===== TASK MATERIAL =====
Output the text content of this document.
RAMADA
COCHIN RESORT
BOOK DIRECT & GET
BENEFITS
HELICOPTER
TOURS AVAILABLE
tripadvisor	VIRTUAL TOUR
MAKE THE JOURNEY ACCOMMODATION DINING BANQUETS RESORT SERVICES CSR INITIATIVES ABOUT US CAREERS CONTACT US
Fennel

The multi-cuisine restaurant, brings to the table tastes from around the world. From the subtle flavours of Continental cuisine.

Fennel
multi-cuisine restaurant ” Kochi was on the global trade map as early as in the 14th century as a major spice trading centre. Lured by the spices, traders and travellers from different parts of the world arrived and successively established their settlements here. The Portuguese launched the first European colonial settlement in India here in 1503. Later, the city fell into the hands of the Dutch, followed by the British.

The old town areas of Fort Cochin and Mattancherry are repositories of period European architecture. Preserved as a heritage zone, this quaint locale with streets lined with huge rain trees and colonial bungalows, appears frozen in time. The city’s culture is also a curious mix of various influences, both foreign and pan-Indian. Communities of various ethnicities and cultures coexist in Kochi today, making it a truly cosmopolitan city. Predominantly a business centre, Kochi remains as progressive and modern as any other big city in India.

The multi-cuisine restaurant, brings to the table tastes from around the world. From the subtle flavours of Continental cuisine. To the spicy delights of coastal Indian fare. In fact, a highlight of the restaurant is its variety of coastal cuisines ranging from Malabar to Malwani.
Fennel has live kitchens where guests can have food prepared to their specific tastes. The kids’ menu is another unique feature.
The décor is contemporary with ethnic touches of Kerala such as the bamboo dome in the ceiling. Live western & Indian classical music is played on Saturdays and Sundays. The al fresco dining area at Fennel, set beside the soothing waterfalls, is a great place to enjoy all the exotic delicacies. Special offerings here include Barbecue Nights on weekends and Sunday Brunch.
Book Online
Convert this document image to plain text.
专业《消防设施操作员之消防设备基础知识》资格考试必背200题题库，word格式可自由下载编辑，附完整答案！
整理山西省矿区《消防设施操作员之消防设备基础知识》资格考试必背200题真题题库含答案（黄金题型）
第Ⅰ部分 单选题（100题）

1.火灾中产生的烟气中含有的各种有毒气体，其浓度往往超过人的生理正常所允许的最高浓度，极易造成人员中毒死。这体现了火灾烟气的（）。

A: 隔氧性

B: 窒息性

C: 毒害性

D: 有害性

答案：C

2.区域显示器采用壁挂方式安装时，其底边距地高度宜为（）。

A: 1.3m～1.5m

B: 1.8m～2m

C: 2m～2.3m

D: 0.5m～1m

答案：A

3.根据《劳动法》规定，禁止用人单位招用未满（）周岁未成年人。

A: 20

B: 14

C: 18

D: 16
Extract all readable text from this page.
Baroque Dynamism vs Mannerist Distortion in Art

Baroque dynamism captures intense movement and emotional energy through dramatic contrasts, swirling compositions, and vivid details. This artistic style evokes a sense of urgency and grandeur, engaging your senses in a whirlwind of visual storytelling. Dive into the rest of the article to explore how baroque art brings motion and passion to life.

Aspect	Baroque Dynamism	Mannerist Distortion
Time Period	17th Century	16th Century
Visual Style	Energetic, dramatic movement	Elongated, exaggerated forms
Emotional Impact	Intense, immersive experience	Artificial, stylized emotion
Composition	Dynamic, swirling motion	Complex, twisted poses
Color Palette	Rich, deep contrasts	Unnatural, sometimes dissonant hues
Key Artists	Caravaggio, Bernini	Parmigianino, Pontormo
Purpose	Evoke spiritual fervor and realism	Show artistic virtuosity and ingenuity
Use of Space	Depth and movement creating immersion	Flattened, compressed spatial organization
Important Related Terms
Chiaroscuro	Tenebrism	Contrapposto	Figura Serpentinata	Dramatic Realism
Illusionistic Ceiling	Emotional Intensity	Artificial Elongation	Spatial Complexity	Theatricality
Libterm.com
=====
_INSTRUCTIONS TO FOLLOW_.
Look above for the line containing "Extract all readable text from this page."; copy from it through the last line, exactly, and nothing more.

_WRITTEN RESPONSE_.
Extract all readable text from this page.
Baroque Dynamism vs Mannerist Distortion in Art

Baroque dynamism captures intense movement and emotional energy through dramatic contrasts, swirling compositions, and vivid details. This artistic style evokes a sense of urgency and grandeur, engaging your senses in a whirlwind of visual storytelling. Dive into the rest of the article to explore how baroque art brings motion and passion to life.

Aspect	Baroque Dynamism	Mannerist Distortion
Time Period	17th Century	16th Century
Visual Style	Energetic, dramatic movement	Elongated, exaggerated forms
Emotional Impact	Intense, immersive experience	Artificial, stylized emotion
Composition	Dynamic, swirling motion	Complex, twisted poses
Color Palette	Rich, deep contrasts	Unnatural, sometimes dissonant hues
Key Artists	Caravaggio, Bernini	Parmigianino, Pontormo
Purpose	Evoke spiritual fervor and realism	Show artistic virtuosity and ingenuity
Use of Space	Depth and movement creating immersion	Flattened, compressed spatial organization
Important Related Terms
Chiaroscuro	Tenebrism	Contrapposto	Figura Serpentinata	Dramatic Realism
Illusionistic Ceiling	Emotional Intensity	Artificial Elongation	Spatial Complexity	Theatricality
Libterm.com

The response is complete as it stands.